- [Task requirements]:
Copy each line below that includes "JSON".

================================

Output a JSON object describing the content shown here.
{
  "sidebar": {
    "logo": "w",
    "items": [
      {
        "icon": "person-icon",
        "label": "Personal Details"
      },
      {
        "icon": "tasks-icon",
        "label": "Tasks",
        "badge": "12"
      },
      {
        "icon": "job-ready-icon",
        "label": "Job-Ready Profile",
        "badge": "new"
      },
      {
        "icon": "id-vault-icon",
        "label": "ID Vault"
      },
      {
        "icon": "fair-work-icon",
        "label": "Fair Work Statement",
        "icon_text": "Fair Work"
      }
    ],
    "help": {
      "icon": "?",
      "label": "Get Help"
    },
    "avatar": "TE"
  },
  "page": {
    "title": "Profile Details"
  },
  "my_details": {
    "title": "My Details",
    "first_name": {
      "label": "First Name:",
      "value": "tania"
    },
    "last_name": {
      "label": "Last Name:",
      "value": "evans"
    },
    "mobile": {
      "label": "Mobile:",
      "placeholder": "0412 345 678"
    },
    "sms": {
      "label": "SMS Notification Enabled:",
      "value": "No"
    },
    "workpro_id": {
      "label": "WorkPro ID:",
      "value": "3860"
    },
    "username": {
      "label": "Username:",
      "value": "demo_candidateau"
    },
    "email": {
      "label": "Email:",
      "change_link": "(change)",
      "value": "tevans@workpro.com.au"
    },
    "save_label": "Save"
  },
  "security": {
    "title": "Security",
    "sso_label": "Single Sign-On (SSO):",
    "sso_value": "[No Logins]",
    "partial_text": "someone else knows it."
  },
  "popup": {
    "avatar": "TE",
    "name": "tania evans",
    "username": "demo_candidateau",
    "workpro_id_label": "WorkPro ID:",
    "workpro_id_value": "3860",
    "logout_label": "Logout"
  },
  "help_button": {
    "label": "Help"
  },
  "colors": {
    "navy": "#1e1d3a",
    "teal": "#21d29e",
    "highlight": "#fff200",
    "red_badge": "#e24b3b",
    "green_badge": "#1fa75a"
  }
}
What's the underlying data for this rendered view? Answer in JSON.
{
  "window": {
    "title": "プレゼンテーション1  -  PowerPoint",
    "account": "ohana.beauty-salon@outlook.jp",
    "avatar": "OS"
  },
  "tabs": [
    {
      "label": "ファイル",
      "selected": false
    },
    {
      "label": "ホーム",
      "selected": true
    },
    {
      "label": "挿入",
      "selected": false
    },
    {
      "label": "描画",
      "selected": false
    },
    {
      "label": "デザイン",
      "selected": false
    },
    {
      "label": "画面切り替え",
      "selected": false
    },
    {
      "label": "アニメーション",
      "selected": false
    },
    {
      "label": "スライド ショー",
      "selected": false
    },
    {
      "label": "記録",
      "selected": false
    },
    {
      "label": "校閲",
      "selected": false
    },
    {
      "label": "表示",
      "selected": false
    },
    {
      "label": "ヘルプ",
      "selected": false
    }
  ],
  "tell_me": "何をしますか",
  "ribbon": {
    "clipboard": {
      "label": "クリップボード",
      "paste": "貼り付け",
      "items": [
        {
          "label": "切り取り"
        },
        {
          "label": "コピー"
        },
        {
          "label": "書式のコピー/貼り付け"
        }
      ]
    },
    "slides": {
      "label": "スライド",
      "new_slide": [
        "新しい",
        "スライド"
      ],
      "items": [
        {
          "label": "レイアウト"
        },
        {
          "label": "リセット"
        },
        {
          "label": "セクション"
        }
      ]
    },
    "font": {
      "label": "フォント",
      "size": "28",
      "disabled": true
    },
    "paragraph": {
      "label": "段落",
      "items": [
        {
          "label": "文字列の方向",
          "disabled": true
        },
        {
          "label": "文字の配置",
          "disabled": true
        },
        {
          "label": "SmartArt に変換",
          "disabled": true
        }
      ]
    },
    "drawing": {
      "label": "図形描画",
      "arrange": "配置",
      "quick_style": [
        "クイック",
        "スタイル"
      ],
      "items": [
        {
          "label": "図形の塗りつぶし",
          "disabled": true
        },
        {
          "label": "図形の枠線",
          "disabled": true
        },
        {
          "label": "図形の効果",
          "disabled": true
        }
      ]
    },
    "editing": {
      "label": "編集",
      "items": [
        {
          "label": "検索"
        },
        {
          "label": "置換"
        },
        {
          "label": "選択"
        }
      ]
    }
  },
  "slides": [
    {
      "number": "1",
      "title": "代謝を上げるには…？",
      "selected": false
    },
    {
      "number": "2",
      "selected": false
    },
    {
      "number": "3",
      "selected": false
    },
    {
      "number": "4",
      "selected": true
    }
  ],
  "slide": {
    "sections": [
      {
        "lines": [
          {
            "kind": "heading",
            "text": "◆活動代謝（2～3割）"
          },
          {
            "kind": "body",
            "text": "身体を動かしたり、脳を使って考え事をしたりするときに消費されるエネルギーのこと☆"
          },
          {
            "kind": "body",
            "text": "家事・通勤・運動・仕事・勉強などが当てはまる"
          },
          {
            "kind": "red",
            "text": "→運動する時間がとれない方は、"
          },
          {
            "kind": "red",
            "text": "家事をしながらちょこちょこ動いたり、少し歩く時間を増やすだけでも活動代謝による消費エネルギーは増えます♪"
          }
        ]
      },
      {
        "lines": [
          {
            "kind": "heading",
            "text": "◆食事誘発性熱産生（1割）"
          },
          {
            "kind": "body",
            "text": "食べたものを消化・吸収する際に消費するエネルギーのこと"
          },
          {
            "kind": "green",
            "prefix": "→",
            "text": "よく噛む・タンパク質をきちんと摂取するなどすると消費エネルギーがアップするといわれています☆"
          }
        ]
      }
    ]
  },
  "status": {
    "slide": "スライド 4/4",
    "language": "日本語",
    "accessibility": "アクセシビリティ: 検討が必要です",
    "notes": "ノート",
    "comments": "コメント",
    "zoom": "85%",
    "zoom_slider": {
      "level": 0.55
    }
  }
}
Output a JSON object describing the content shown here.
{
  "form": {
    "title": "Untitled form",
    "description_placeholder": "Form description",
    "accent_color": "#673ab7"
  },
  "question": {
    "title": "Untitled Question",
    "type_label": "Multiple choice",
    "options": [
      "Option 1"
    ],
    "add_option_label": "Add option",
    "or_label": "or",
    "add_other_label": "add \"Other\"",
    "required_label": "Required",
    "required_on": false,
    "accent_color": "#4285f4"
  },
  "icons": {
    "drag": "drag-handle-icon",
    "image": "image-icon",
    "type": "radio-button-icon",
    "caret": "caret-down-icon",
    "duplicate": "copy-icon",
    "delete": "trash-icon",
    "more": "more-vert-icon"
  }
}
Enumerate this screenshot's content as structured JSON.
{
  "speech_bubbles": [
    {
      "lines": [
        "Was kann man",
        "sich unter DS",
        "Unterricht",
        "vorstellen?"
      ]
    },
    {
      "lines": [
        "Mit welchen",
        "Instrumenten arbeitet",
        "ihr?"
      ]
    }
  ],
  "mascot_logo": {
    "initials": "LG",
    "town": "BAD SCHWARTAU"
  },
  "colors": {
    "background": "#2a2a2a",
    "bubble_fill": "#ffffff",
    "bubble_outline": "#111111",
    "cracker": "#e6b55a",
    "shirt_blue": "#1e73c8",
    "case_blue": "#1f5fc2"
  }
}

================================

- [Task result]:
Output a JSON object describing the content shown here.
What's the underlying data for this rendered view? Answer in JSON.
Output a JSON object describing the content shown here.
Enumerate this screenshot's content as structured JSON.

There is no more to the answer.